EXERCISE DETAILS —
Please answer these from the Ro 80 passage below:
(a) From what month and year were the rectangular headlights replaced with twin halogen units?
(b) What replaced the metal grille of the early cars in August 1970?
(c) What was the car's overall length after the May 1975 facelift?

:: PROVIDED PASSAGE

The Ro 80 remained largely unchanged over its ten-year production. From September 1969 the rectangular headlights were replaced with twin halogen units, and air extractor vents appeared on the C-pillar behind the doors. In August 1970 a slightly reshaped plastic grille replaced the metal grille of the early cars, and a minimal facelift in May 1975 saw the final cars getting enlarged rear lights and rubber inserts in the bumpers which increased the car's overall length by 15 mm to 4,795 mm. The placement of the rear license plate was also changed from below the bumper to above it. This resulted in the boot lid lock being repositioned to the rear lip of the boot lid itself, instead of just below it.

::::
:: DATA EXCERPTS

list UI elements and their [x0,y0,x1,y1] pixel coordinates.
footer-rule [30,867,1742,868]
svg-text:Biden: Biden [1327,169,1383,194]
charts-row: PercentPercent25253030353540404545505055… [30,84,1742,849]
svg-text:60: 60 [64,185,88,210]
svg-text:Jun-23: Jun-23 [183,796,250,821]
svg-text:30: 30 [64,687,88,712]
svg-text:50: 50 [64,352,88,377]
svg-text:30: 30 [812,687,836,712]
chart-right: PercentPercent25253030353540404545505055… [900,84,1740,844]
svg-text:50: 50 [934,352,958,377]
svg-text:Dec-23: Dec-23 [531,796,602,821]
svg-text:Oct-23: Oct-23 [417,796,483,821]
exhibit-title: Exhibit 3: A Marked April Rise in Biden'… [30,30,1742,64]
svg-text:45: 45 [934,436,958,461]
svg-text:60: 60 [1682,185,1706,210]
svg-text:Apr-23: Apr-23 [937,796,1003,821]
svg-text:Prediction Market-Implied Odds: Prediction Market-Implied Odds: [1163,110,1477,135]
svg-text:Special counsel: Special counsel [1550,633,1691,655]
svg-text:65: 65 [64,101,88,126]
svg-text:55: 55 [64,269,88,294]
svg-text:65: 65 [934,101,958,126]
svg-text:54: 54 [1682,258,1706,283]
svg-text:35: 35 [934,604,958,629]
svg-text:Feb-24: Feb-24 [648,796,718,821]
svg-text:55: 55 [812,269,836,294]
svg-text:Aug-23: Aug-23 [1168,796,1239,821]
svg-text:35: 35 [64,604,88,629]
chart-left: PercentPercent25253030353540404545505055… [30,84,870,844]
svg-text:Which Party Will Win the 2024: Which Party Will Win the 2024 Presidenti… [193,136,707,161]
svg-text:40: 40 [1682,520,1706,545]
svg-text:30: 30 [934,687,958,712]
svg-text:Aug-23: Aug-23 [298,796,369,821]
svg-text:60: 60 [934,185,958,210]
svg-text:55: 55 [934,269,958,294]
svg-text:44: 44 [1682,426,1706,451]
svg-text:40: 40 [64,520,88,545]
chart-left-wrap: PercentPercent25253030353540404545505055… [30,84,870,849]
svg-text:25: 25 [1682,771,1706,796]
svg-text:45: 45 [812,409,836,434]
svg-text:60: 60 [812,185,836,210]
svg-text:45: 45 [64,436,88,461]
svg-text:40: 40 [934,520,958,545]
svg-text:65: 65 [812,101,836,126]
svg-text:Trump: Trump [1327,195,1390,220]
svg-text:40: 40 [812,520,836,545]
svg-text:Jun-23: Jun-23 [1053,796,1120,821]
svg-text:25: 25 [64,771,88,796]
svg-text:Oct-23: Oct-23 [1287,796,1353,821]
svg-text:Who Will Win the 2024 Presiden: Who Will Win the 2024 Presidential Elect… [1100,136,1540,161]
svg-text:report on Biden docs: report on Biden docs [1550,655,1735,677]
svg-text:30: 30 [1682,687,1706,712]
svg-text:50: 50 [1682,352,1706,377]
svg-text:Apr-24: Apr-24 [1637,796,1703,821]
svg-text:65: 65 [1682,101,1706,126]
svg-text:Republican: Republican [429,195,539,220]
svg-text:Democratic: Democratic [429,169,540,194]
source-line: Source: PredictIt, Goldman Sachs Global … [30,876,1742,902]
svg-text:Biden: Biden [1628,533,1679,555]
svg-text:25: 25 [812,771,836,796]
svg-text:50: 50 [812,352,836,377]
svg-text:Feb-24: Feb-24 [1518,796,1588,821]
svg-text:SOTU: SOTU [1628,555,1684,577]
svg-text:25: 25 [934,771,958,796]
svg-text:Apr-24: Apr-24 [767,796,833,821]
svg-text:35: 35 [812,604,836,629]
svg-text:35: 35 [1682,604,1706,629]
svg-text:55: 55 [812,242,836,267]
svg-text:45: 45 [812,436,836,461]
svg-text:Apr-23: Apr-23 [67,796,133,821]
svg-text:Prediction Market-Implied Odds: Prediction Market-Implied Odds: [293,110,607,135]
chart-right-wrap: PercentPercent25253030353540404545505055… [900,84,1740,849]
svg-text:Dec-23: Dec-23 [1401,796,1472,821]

::::

YOUR SOLUTION —
(a) September 1969
(b) A slightly reshaped plastic grille
(c) 4,795 mm